# [What is being asked]
Among the lines below, count those with "indicates". Give the total alone.

# [Listing]
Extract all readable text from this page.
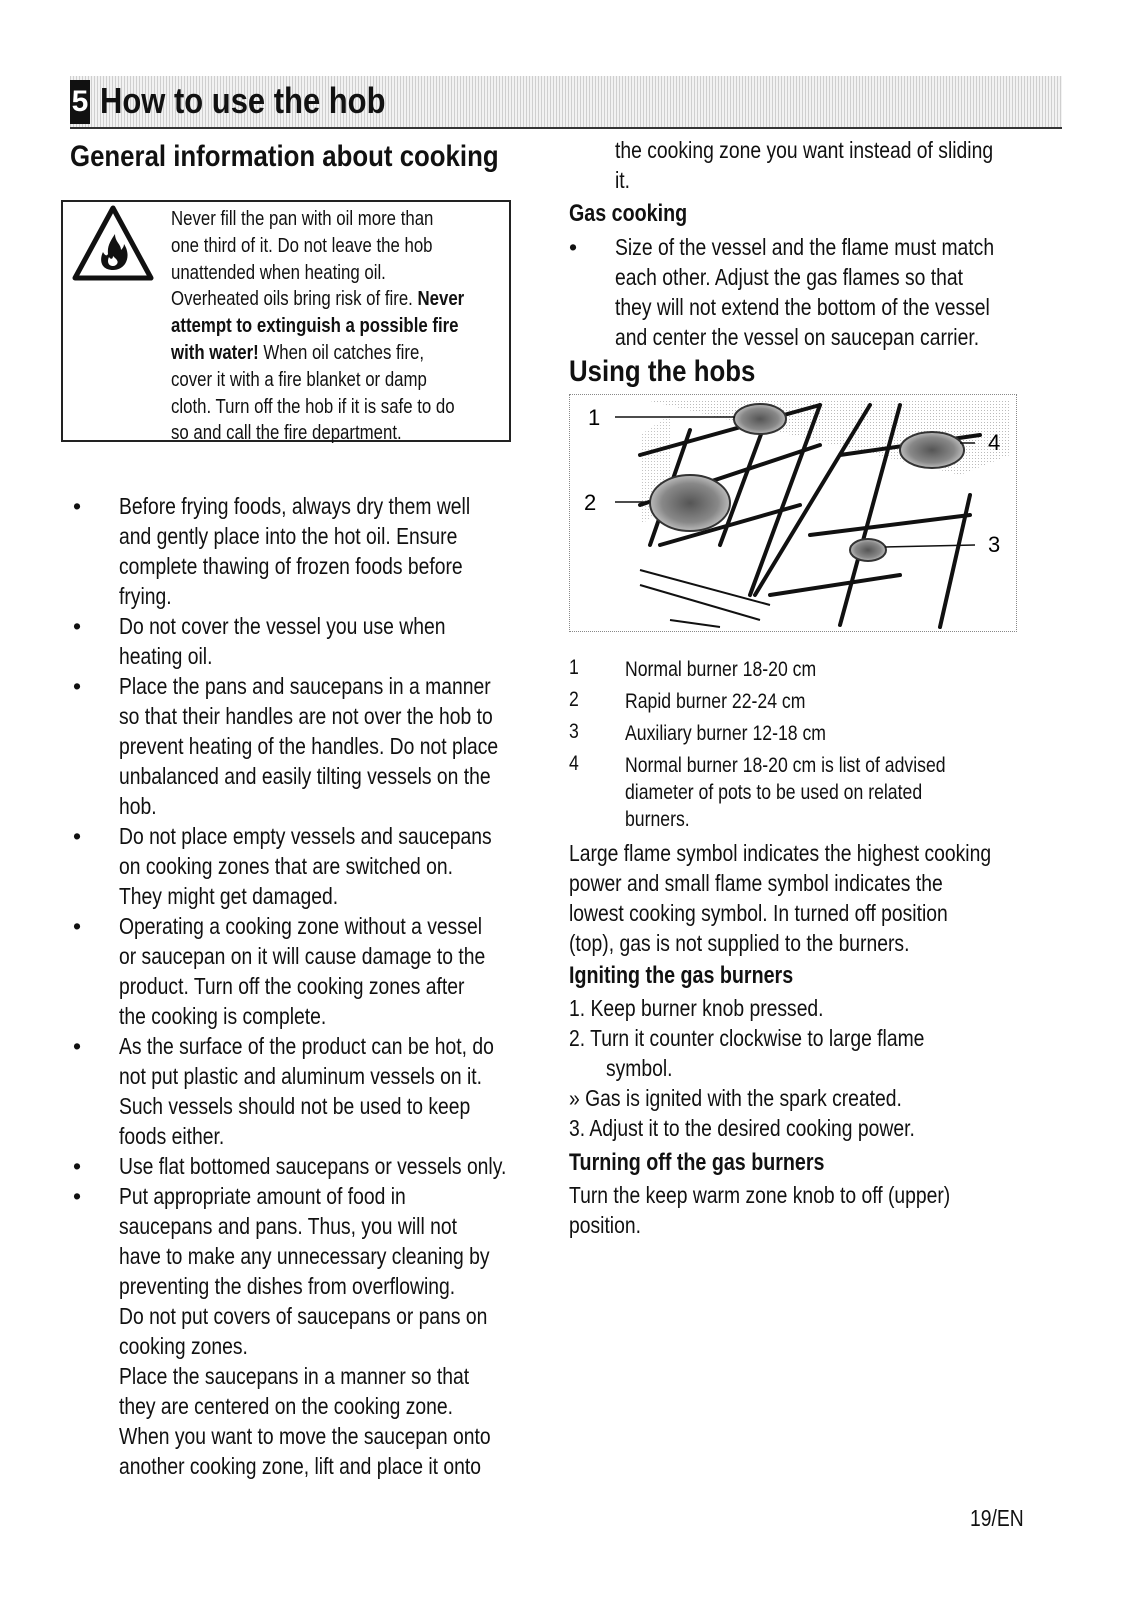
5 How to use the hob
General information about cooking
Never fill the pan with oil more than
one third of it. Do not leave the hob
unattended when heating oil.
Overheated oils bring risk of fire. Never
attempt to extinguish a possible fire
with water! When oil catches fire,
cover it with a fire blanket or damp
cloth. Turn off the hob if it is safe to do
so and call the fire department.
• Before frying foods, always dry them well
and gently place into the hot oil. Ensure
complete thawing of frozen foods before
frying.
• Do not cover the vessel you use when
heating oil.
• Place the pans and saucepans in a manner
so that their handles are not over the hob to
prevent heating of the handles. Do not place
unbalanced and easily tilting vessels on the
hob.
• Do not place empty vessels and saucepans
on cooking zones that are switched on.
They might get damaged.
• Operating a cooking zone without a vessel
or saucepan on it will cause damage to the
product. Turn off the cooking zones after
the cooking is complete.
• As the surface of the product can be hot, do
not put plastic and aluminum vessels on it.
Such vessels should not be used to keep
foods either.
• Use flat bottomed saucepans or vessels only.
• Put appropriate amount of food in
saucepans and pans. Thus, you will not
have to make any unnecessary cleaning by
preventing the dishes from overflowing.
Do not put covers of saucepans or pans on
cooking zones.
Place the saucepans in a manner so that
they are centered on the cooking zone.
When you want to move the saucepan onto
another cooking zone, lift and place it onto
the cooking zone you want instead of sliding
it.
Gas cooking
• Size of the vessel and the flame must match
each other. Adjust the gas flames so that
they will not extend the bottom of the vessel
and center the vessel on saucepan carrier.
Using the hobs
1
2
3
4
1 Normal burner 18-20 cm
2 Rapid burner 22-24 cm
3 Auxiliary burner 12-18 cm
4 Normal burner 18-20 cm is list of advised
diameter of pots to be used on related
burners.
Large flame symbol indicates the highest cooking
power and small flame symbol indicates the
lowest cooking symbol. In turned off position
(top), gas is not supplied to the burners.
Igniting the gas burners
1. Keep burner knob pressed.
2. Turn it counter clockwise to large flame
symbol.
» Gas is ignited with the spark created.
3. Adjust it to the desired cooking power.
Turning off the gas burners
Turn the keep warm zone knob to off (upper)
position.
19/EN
---
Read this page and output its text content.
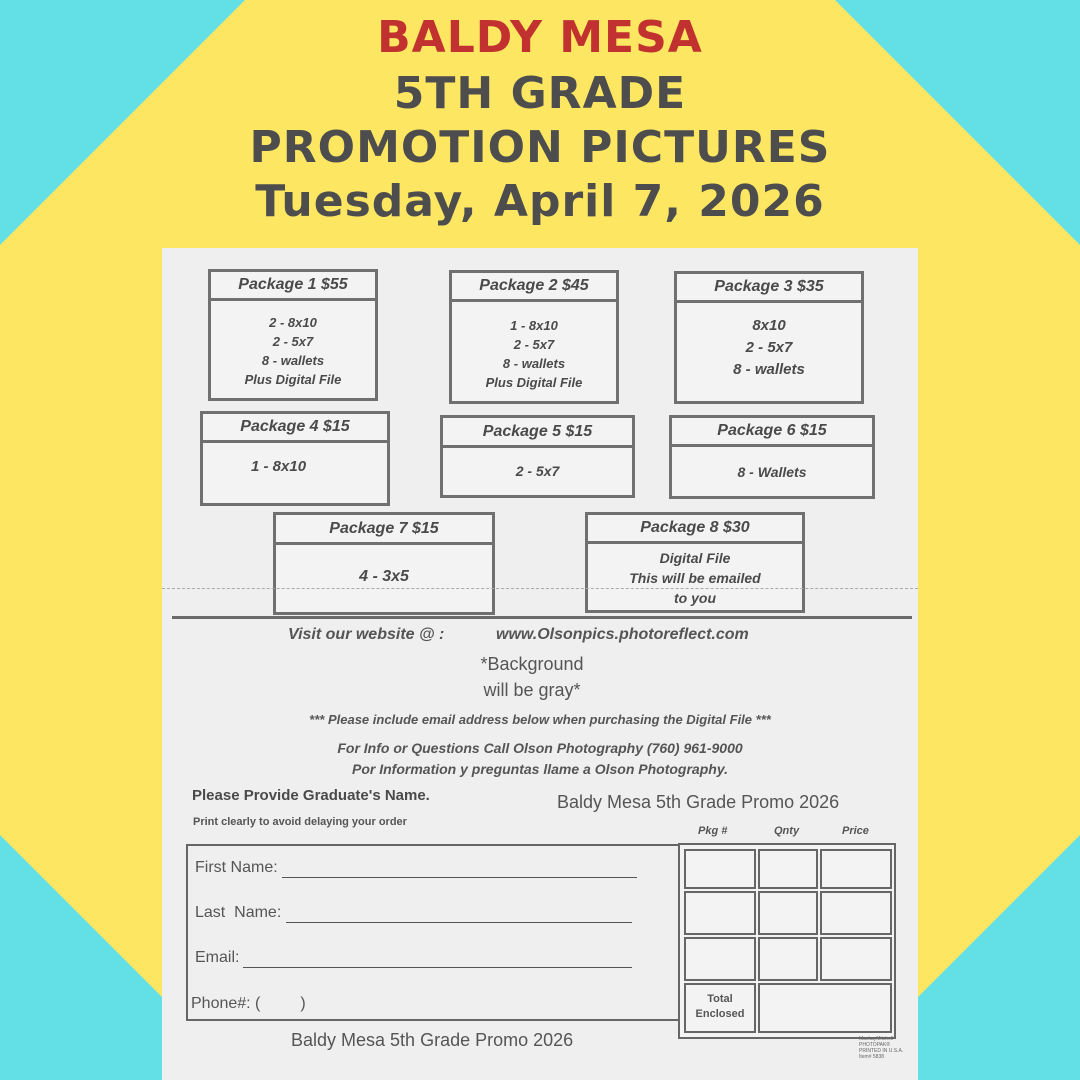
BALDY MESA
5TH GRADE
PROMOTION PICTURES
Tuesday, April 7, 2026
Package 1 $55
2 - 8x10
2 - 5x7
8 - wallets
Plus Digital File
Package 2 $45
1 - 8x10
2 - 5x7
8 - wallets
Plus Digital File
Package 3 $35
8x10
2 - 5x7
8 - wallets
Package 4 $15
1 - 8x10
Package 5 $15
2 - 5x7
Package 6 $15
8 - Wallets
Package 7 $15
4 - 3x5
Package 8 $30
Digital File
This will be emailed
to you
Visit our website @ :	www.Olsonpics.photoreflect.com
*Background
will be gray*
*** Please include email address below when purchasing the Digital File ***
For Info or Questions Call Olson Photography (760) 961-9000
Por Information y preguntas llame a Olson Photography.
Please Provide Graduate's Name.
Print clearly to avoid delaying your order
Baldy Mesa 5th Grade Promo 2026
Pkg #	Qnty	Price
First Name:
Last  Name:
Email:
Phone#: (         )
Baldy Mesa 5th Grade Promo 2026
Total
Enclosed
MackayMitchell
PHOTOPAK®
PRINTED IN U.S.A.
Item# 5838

# [Final answer]
2